Required task – Whenever a line contains the string "plates", copy it out of the entries.

Material –
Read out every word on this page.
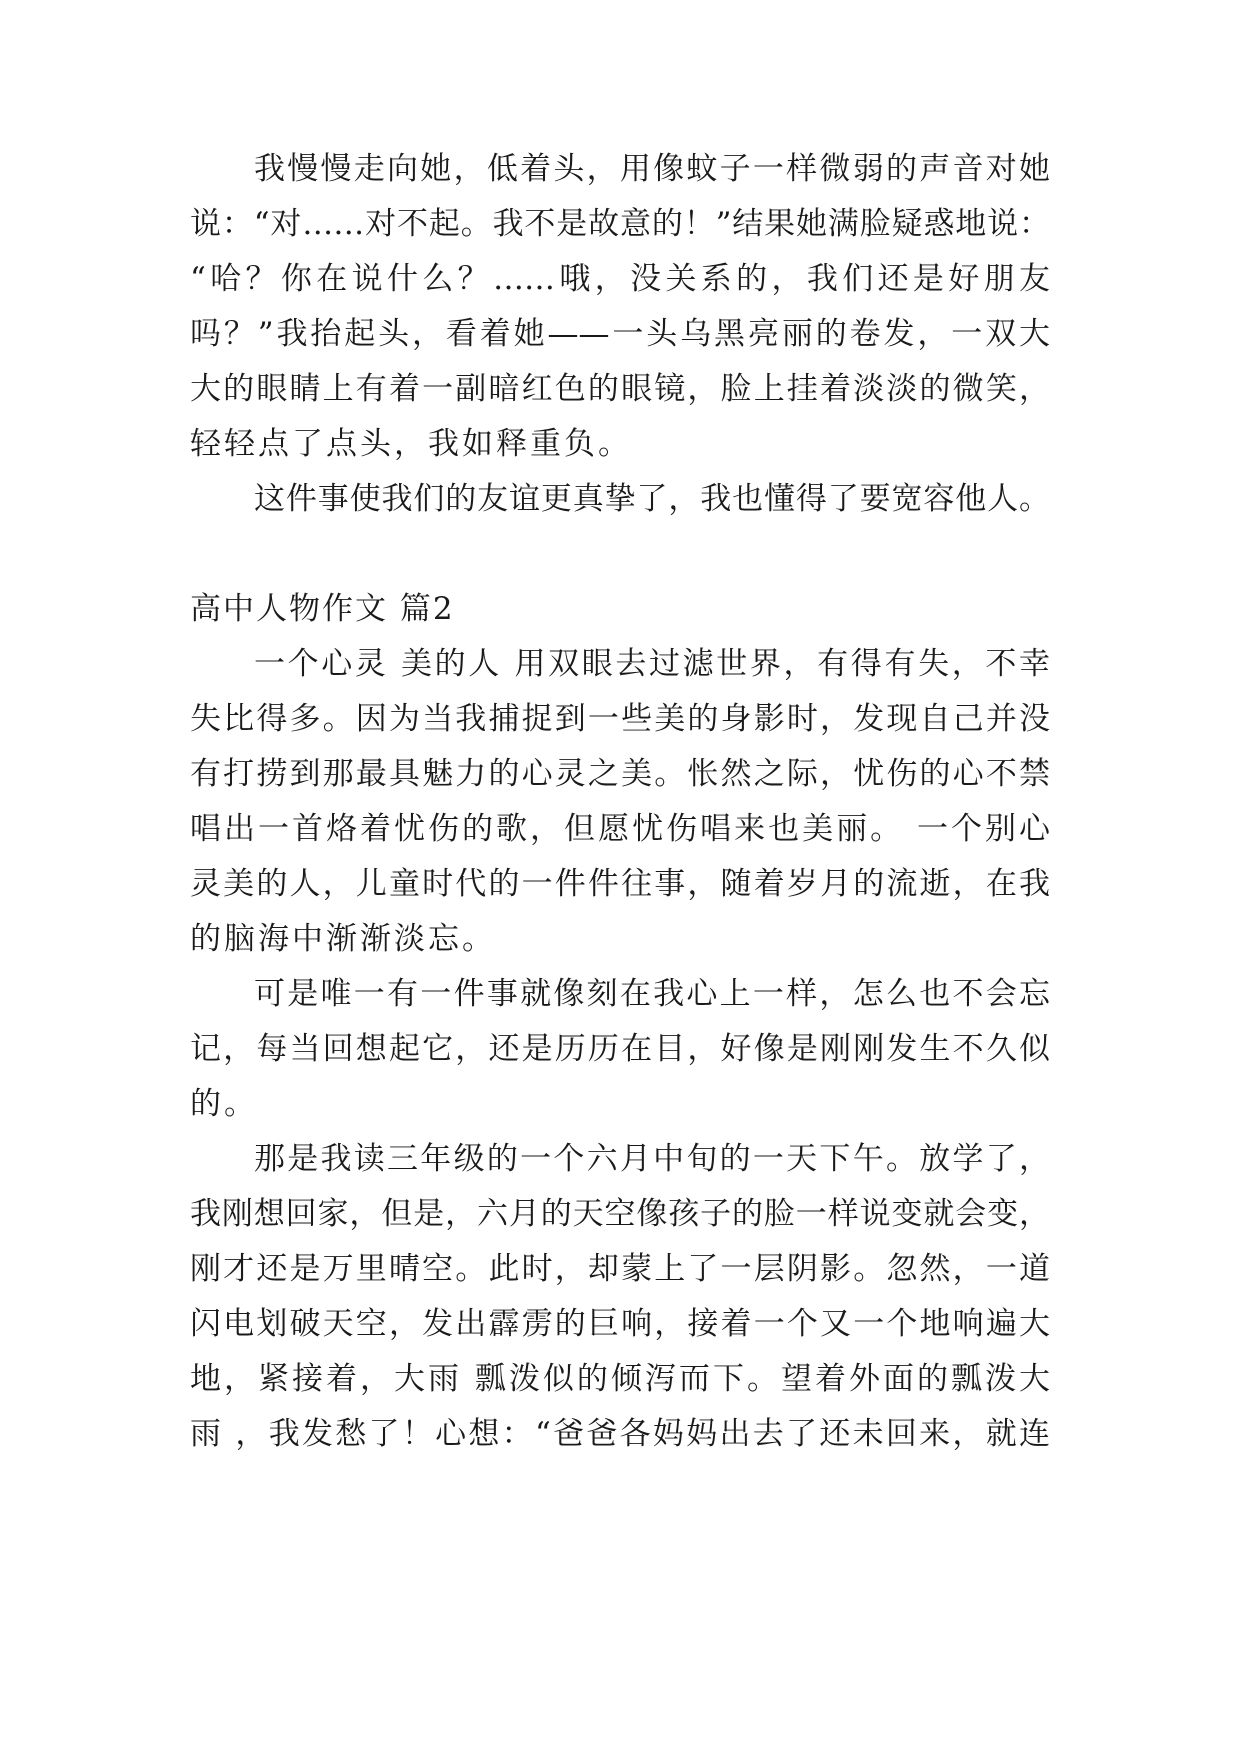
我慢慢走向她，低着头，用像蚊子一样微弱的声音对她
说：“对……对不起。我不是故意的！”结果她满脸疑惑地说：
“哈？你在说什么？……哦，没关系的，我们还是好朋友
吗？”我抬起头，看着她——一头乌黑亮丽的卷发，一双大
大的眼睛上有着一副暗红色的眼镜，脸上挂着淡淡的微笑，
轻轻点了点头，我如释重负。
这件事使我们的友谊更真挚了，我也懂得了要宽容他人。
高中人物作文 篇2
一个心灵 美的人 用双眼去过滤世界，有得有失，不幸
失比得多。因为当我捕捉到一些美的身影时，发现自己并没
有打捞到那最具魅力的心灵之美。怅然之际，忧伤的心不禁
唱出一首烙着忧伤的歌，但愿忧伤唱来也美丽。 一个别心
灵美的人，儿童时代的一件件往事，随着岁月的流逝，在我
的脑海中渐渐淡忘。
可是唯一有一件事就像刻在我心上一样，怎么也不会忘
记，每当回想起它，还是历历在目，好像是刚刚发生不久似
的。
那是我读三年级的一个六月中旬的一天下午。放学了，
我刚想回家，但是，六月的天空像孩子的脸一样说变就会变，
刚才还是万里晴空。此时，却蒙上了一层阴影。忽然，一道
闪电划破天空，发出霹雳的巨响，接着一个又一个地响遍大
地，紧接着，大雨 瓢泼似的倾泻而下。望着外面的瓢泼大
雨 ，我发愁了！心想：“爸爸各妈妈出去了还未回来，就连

...

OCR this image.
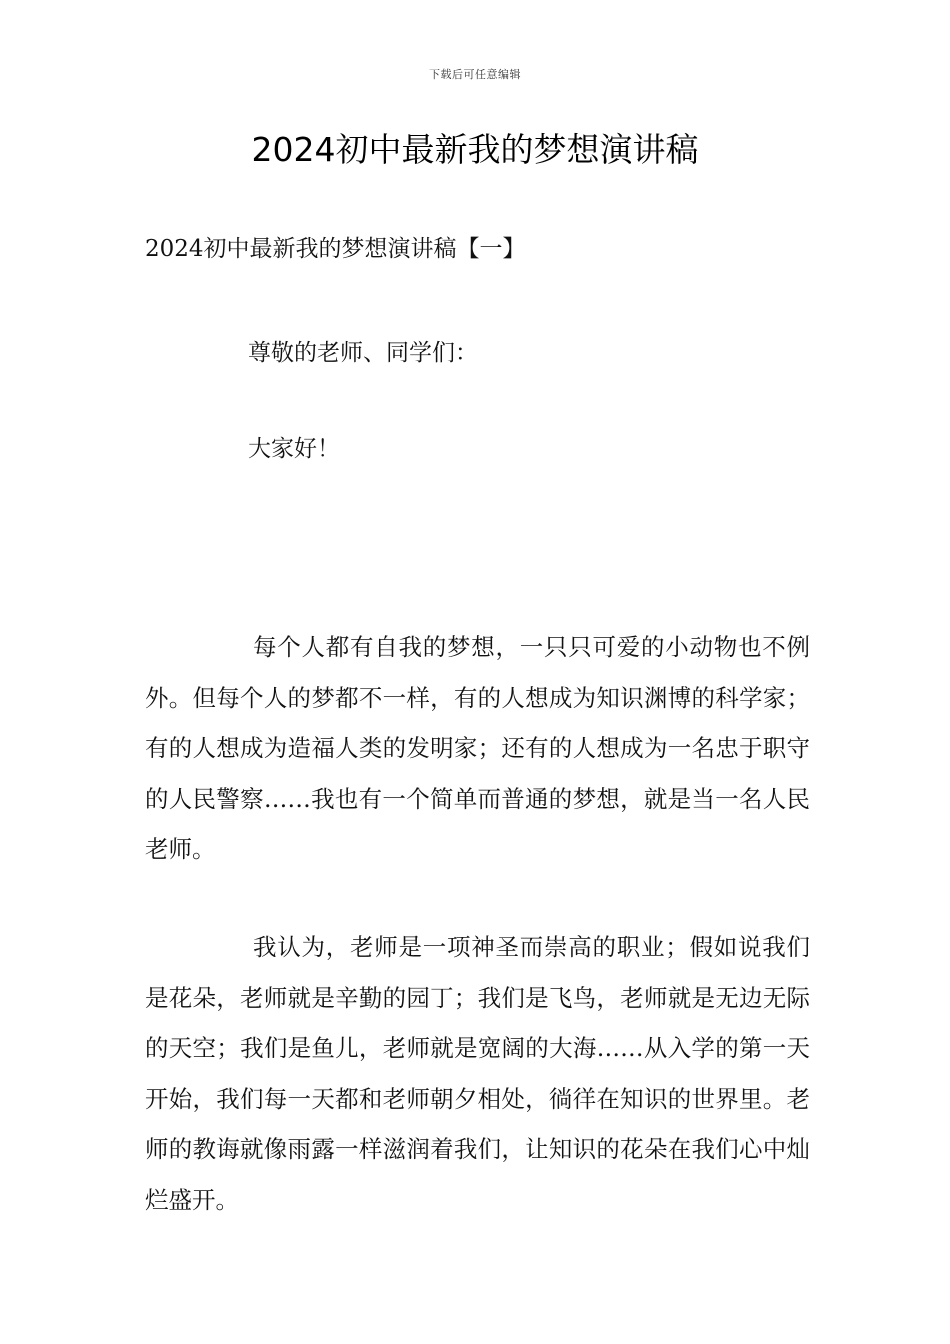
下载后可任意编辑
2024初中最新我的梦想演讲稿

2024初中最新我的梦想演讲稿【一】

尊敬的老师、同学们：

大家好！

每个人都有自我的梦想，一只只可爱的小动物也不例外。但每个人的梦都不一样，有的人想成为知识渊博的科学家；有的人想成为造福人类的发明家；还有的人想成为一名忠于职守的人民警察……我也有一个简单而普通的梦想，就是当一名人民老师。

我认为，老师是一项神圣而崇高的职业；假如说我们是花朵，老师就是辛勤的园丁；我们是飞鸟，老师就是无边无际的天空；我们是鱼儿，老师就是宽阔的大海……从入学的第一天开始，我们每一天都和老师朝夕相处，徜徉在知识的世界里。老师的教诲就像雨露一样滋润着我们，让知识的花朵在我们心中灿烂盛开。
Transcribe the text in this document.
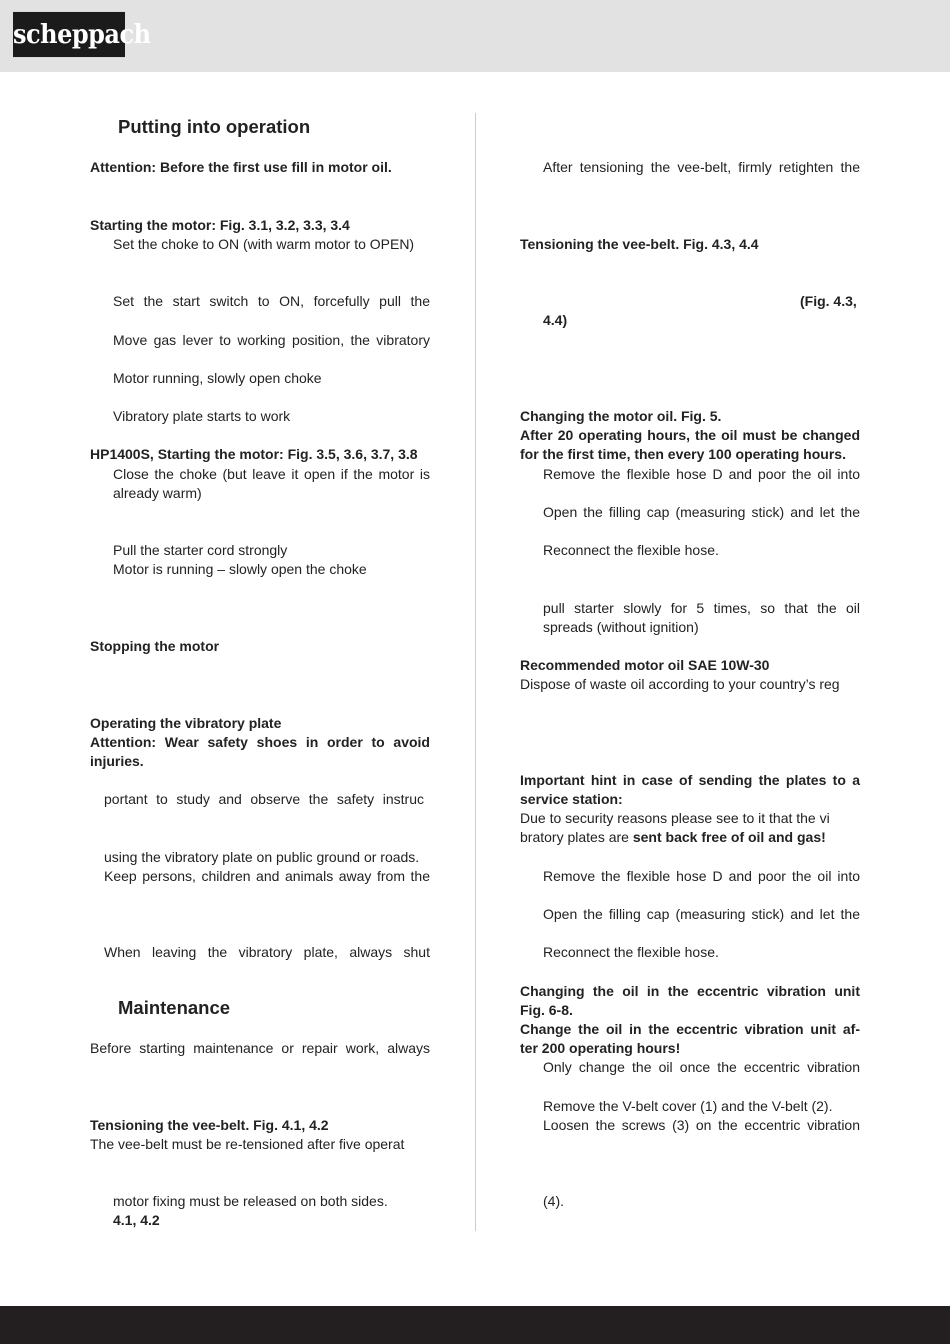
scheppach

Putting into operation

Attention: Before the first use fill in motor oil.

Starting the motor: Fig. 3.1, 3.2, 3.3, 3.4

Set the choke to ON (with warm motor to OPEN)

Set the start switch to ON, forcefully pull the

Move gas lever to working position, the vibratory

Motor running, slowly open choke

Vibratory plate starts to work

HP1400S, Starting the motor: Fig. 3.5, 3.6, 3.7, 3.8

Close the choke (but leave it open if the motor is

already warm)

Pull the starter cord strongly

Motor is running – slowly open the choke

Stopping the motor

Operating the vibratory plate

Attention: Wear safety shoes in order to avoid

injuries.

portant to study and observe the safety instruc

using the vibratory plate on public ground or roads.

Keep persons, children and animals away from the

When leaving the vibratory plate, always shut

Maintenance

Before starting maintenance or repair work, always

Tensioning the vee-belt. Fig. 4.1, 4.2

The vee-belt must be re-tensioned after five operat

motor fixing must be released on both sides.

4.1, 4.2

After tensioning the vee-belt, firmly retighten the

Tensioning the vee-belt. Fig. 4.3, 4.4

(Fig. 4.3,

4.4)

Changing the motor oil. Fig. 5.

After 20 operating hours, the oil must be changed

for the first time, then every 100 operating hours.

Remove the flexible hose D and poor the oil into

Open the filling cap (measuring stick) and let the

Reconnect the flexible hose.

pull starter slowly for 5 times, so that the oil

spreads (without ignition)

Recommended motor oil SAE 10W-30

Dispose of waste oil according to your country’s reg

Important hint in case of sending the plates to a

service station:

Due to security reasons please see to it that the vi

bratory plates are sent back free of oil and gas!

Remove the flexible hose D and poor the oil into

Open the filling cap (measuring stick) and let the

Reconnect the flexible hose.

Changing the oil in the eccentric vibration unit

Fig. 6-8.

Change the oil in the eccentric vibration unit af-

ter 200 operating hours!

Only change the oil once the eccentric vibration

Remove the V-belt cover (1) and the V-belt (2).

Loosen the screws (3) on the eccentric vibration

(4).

Response for this exercise –
Important hint in case of sending the plates to a
bratory plates are sent back free of oil and gas!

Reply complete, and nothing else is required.